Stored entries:
%%

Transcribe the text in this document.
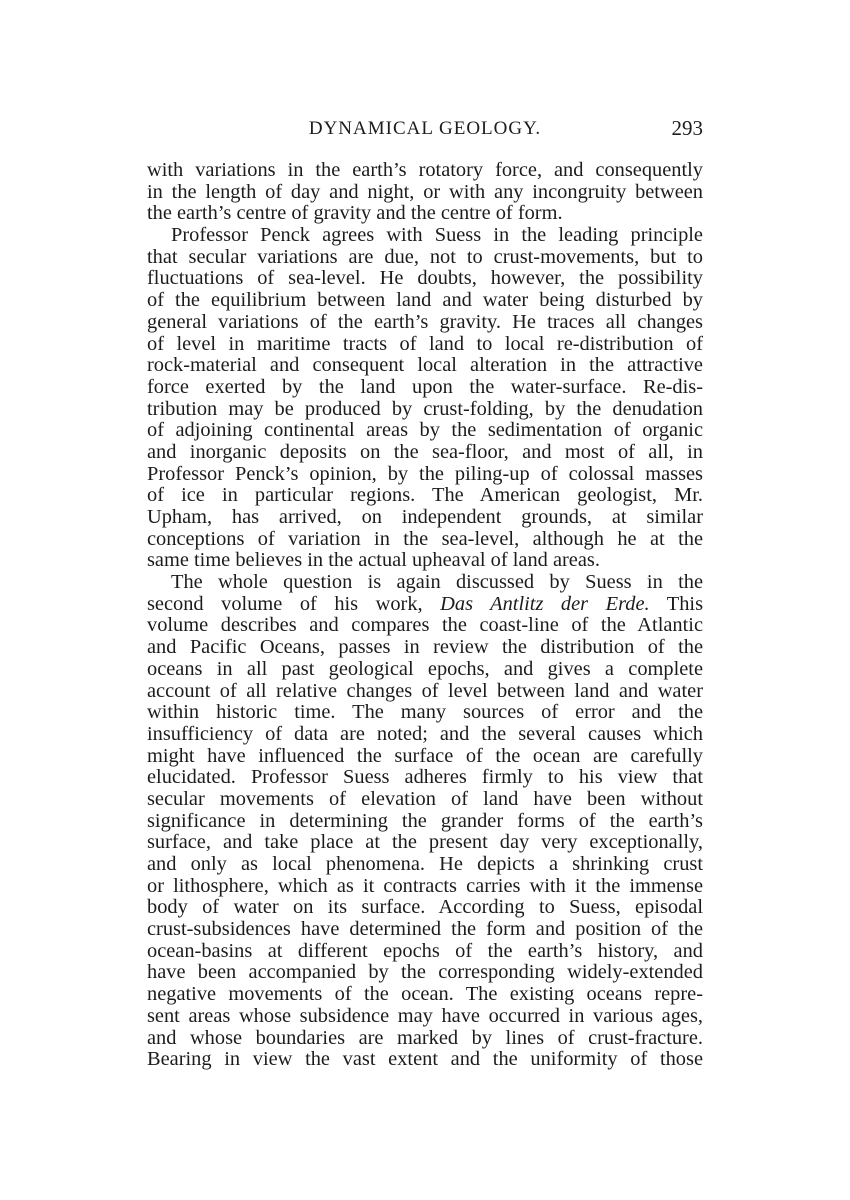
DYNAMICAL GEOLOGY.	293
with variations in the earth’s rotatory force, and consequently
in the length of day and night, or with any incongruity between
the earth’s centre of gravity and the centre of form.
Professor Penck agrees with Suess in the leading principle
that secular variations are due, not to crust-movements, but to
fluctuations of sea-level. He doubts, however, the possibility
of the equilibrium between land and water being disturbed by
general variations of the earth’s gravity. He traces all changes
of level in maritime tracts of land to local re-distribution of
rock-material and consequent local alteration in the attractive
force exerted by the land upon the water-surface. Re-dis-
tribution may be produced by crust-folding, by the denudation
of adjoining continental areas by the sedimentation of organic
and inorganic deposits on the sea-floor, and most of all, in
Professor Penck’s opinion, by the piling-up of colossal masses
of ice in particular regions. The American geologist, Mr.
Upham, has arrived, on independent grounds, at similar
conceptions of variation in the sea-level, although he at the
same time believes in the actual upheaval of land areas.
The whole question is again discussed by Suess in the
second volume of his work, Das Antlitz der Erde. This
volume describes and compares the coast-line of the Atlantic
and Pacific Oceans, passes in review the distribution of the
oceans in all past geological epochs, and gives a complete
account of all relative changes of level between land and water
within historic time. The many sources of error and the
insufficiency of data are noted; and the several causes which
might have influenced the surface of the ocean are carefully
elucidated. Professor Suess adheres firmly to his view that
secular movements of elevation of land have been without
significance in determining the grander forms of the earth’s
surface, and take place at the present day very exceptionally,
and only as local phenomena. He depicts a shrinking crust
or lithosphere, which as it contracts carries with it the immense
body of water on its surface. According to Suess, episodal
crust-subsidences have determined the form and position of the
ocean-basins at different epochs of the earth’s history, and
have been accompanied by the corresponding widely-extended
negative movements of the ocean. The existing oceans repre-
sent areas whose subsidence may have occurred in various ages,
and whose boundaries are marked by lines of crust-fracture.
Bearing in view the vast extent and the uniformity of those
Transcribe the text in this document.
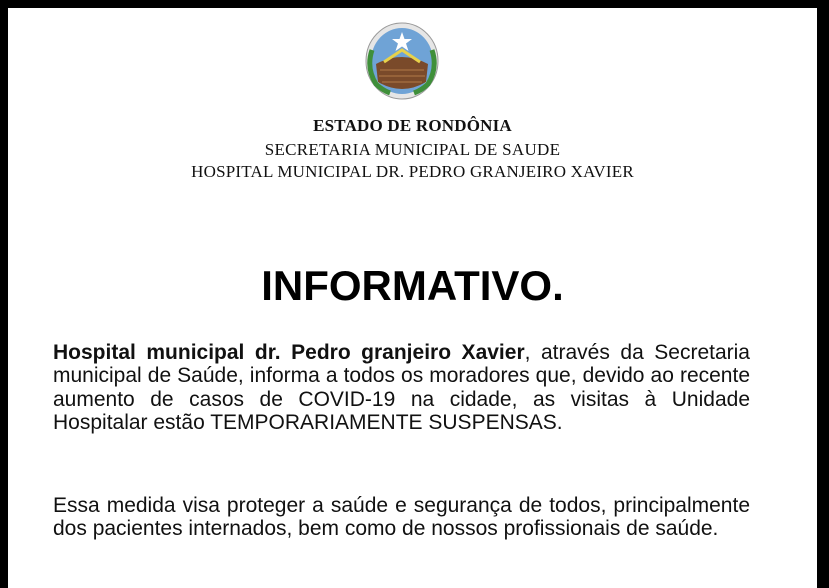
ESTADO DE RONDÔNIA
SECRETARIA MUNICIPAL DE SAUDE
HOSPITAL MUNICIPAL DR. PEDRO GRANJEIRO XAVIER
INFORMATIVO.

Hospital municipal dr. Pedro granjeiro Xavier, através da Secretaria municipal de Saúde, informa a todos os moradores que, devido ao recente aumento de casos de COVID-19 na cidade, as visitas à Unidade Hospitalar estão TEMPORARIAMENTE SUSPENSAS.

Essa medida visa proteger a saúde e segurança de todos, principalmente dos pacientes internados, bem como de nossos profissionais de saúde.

%%
%%

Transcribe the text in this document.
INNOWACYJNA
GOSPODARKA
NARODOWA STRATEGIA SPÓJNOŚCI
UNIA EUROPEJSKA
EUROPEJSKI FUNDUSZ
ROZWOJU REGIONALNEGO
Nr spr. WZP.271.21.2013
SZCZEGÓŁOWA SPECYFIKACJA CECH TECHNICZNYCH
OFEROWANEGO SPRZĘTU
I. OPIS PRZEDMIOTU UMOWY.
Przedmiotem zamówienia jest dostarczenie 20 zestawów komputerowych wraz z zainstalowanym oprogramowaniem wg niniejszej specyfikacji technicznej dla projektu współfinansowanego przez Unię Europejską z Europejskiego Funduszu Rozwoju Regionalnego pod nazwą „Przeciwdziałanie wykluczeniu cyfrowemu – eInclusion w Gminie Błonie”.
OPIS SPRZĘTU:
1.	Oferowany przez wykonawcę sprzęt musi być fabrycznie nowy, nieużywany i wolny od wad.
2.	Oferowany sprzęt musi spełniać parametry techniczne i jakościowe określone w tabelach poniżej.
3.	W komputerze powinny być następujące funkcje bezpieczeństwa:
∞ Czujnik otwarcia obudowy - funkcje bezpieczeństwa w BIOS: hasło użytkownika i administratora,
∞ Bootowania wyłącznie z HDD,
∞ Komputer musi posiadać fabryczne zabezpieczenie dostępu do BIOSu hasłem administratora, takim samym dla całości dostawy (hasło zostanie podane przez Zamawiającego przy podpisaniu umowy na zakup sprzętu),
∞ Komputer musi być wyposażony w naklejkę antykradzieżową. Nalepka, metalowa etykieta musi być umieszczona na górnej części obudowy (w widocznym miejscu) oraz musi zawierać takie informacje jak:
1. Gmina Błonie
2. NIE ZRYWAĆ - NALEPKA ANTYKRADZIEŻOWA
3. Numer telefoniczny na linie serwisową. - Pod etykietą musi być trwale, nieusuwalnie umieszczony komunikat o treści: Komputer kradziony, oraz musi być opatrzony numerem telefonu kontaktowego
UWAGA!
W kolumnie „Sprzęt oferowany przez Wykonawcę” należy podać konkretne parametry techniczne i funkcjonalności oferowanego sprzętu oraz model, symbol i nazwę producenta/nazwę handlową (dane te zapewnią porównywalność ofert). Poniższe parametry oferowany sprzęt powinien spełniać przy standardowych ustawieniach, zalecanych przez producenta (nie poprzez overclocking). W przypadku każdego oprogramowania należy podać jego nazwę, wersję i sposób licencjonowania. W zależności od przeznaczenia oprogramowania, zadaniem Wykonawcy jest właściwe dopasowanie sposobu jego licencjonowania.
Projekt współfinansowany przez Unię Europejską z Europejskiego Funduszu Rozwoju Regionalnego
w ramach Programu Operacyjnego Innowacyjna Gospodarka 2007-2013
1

%%

**Aim of the task**. Copy each line of the listing in which the word "Błonie" can be found.

**Exercise result**.
Przedmiotem zamówienia jest dostarczenie 20 zestawów komputerowych wraz z zainstalowanym oprogramowaniem wg niniejszej specyfikacji technicznej dla projektu współfinansowanego przez Unię Europejską z Europejskiego Funduszu Rozwoju Regionalnego pod nazwą „Przeciwdziałanie wykluczeniu cyfrowemu – eInclusion w Gminie Błonie”.
1. Gmina Błonie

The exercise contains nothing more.